Dataset excerpts >>
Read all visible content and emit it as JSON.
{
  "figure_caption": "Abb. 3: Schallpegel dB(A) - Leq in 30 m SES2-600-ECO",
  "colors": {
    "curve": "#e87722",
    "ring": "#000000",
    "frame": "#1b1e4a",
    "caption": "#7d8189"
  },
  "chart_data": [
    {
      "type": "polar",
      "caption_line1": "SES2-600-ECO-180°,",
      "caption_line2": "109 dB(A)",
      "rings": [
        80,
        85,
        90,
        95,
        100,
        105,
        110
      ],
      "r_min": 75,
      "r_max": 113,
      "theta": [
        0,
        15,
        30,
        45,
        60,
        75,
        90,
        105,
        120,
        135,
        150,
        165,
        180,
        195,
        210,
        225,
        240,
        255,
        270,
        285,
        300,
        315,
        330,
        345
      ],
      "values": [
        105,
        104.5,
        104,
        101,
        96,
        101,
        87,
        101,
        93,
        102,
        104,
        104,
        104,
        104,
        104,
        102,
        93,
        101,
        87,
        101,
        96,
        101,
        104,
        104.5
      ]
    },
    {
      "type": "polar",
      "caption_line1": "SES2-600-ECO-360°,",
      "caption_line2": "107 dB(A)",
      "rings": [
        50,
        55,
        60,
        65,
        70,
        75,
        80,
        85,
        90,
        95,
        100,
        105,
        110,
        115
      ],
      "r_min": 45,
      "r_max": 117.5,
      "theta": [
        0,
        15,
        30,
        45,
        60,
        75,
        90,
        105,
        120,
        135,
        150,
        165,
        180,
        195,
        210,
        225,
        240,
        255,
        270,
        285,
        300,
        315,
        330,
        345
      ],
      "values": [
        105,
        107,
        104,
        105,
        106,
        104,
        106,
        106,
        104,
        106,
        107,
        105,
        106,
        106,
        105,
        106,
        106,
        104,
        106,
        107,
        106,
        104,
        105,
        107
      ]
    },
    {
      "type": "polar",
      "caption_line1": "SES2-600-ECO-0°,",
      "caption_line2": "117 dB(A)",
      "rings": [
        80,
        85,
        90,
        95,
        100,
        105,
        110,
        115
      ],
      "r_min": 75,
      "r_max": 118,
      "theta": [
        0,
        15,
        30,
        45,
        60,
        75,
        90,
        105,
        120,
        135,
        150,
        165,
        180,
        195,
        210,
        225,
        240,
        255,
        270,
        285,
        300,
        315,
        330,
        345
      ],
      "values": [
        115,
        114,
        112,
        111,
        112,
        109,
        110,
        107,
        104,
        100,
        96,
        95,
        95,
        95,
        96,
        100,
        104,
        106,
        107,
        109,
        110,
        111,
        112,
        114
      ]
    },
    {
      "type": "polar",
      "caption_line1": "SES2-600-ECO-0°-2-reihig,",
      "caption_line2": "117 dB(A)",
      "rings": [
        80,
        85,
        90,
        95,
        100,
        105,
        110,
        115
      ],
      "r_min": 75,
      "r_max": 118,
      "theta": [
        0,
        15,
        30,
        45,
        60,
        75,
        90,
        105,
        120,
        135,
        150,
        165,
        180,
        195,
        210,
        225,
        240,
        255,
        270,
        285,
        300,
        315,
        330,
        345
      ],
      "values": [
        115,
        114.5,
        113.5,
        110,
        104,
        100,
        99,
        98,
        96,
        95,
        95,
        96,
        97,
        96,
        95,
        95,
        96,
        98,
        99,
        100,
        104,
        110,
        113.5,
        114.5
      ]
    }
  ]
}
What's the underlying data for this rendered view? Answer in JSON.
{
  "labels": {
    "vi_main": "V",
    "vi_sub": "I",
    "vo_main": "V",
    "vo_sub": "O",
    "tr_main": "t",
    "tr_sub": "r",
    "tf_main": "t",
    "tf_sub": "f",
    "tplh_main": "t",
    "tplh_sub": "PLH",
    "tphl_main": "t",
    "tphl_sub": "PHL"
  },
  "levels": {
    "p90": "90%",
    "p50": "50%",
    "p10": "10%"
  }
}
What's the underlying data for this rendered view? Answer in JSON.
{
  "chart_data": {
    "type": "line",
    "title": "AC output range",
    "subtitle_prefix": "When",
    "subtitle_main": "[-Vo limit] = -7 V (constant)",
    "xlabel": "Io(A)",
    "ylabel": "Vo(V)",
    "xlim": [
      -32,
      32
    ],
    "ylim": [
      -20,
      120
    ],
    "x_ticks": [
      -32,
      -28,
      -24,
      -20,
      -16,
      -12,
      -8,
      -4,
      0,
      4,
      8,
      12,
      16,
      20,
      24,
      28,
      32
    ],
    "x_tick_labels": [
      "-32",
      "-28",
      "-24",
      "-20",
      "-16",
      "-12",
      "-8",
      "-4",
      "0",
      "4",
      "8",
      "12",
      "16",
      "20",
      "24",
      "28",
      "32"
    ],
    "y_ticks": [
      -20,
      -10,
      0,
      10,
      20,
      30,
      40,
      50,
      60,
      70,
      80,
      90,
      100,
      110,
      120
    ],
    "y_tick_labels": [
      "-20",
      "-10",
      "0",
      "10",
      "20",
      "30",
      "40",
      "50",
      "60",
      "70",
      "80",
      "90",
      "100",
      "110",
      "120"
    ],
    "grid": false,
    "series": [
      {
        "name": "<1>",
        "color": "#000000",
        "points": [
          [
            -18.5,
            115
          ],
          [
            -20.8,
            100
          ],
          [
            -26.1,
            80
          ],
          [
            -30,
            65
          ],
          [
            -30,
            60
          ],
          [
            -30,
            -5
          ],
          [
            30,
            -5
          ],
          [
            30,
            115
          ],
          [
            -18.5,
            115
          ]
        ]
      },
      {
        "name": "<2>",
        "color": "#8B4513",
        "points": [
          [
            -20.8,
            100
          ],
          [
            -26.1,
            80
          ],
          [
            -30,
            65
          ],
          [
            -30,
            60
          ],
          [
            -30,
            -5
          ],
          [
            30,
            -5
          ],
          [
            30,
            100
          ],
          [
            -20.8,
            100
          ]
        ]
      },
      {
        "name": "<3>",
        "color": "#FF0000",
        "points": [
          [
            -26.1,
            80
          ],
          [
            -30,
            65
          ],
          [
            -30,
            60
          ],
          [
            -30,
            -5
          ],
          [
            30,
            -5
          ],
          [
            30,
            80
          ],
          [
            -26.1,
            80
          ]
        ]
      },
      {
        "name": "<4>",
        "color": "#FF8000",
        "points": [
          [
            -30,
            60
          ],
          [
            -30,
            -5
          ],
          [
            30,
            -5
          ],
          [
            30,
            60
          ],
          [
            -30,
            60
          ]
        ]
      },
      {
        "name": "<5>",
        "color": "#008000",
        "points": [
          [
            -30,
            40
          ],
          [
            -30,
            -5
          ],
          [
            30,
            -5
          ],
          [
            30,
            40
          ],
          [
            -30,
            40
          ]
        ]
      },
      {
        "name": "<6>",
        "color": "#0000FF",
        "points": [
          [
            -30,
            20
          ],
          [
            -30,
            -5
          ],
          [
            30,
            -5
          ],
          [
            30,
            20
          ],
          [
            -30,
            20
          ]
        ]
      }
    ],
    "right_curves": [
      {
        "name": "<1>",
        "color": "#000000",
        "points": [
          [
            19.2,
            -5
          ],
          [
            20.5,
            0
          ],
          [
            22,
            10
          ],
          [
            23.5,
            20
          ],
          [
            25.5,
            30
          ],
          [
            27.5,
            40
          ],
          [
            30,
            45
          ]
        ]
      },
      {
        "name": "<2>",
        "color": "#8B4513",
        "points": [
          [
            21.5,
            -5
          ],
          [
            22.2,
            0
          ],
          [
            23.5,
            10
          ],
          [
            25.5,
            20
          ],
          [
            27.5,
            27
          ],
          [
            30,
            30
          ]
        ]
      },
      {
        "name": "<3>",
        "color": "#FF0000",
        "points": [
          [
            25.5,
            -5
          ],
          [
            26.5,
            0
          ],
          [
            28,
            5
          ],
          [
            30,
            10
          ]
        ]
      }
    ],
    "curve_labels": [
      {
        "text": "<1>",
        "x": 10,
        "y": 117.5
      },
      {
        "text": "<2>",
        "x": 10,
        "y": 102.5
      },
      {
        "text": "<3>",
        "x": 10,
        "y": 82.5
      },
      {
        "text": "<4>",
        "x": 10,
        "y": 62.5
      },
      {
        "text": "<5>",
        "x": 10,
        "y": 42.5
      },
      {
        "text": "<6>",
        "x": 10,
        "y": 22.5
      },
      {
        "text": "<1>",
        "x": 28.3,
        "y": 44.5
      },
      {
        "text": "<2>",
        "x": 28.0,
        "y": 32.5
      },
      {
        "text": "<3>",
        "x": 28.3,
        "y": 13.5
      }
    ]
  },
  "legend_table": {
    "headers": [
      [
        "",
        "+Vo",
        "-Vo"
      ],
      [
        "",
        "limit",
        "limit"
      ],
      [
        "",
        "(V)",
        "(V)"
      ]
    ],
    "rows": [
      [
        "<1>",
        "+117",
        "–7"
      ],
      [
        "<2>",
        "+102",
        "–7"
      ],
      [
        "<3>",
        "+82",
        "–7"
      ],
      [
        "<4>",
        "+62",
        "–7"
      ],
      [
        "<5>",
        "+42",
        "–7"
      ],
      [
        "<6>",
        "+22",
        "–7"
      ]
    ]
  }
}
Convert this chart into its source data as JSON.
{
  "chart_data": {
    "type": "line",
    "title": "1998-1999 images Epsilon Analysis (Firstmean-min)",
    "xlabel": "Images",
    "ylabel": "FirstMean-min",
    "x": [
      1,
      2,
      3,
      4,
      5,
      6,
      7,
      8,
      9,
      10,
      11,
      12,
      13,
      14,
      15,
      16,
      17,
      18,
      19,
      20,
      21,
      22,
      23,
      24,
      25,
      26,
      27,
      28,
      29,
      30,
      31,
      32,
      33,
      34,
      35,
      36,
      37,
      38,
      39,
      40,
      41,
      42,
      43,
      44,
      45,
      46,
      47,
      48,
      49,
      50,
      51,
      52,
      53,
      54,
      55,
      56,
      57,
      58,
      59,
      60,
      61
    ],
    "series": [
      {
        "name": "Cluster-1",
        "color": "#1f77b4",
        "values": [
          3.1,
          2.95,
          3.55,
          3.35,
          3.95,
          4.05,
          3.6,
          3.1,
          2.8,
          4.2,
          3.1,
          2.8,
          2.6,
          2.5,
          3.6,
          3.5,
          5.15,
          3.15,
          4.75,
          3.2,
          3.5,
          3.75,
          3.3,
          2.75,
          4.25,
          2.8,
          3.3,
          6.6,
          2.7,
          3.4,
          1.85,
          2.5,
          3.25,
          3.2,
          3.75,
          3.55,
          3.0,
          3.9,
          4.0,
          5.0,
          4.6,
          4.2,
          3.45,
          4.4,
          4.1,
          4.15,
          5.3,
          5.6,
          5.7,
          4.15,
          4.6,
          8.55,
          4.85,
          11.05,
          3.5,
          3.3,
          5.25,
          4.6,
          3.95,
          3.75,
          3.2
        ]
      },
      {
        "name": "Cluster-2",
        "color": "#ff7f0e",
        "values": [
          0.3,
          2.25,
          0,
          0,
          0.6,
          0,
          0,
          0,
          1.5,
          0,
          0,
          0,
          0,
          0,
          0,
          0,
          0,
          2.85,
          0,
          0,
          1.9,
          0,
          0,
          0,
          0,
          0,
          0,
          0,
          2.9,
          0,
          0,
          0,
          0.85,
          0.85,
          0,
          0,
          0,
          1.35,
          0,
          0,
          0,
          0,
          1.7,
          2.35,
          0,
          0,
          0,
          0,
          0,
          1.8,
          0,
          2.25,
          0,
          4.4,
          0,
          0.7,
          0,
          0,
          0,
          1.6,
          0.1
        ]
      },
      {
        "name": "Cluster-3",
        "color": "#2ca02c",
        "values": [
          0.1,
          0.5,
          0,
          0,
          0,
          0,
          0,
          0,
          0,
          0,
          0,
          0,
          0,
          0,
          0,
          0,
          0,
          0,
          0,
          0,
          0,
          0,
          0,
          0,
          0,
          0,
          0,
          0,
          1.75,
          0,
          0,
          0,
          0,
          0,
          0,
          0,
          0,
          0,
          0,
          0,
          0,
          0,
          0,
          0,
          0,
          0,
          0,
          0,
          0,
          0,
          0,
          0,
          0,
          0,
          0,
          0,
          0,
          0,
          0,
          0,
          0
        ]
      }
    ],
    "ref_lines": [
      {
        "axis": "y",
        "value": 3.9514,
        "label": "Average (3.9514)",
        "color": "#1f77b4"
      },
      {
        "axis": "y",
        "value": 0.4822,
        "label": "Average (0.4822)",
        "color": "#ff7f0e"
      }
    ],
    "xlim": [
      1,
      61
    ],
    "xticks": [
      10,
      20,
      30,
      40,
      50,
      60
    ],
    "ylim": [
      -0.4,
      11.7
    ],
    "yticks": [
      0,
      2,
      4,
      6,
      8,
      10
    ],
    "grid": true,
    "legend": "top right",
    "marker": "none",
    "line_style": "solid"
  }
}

Objective >>
In the entries above, locate every line with the word "limit" and copy it.

The response >>
    "subtitle_main": "[-Vo limit] = -7 V (constant)",
        "limit",
        "limit"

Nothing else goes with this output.